• RECORDS TO PROCESS
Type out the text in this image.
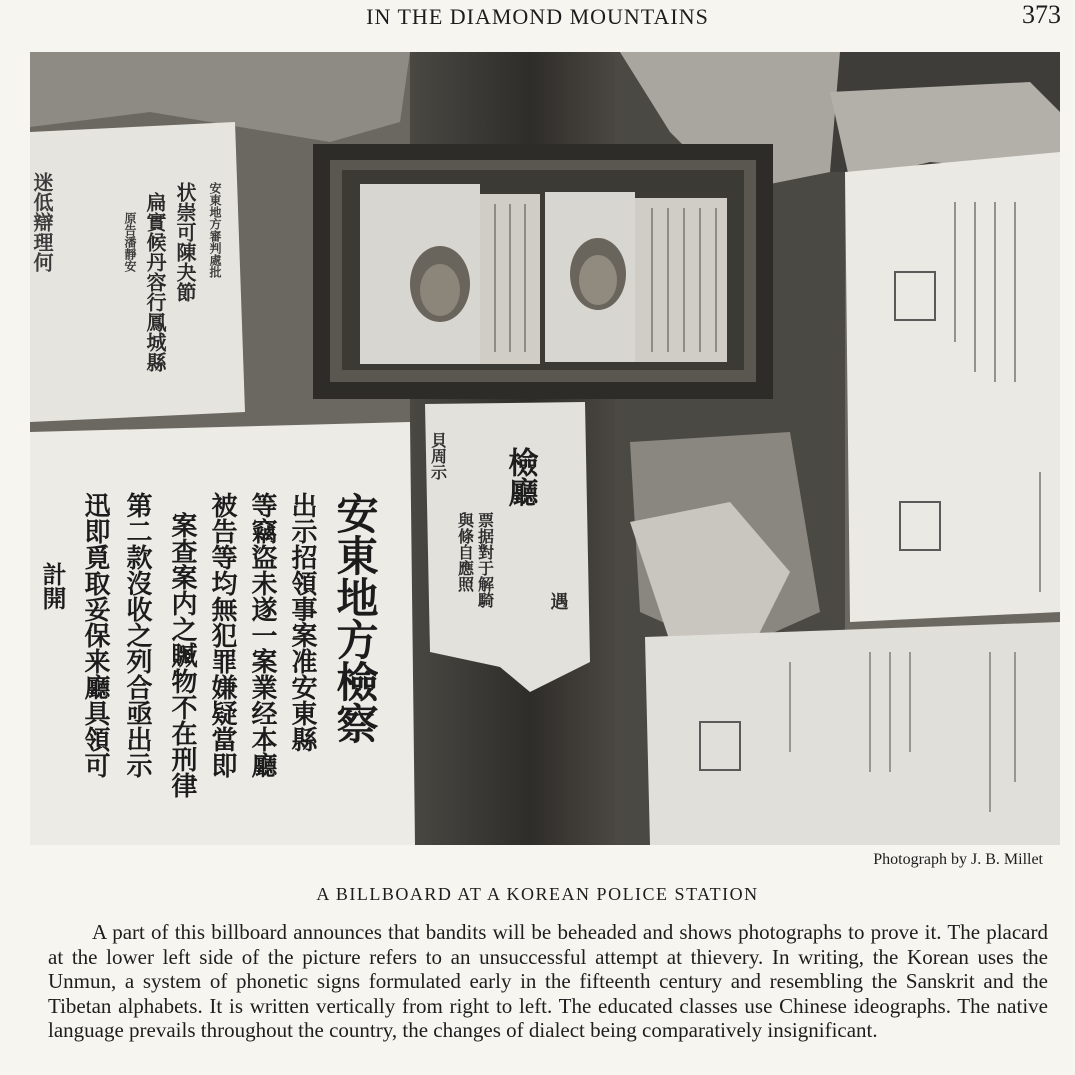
IN THE DIAMOND MOUNTAINS	373
状崇可陳夬節
扁實候丹容行鳳城縣	安東地方審判處批
原告潘靜安
迷低辯理何
安東地方檢察
出示招領事案准安東縣
等竊盜未遂一案業经本廳
被告等均無犯罪嫌疑當即
案查案内之贓物不在刑律
第二款沒收之列合亟出示
迅即覓取妥保来廳具領可
計開
檢廳
票据對于解騎
與條自應照
貝周示
遇
Photograph by J. B. Millet
A BILLBOARD AT A KOREAN POLICE STATION
A part of this billboard announces that bandits will be beheaded and shows photographs to prove it. The placard at the lower left side of the picture refers to an unsuccessful attempt at thievery. In writing, the Korean uses the Unmun, a system of phonetic signs formulated early in the fifteenth century and resembling the Sanskrit and the Tibetan alphabets. It is written vertically from right to left. The educated classes use Chinese ideographs. The native language prevails throughout the country, the changes of dialect being comparatively insignificant.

• EXERCISE REQUIREMENTS
Copy every entry exactly as written. Pictures are excluded.

• THE RESPONSE
Type out the text in this image.
IN THE DIAMOND MOUNTAINS	373
状崇可陳夬節
扁實候丹容行鳳城縣	安東地方審判處批
原告潘靜安
迷低辯理何
安東地方檢察
出示招領事案准安東縣
等竊盜未遂一案業经本廳
被告等均無犯罪嫌疑當即
案查案内之贓物不在刑律
第二款沒收之列合亟出示
迅即覓取妥保来廳具領可
計開
檢廳
票据對于解騎
與條自應照
貝周示
遇
Photograph by J. B. Millet
A BILLBOARD AT A KOREAN POLICE STATION
A part of this billboard announces that bandits will be beheaded and shows photographs to prove it. The placard at the lower left side of the picture refers to an unsuccessful attempt at thievery. In writing, the Korean uses the Unmun, a system of phonetic signs formulated early in the fifteenth century and resembling the Sanskrit and the Tibetan alphabets. It is written vertically from right to left. The educated classes use Chinese ideographs. The native language prevails throughout the country, the changes of dialect being comparatively insignificant.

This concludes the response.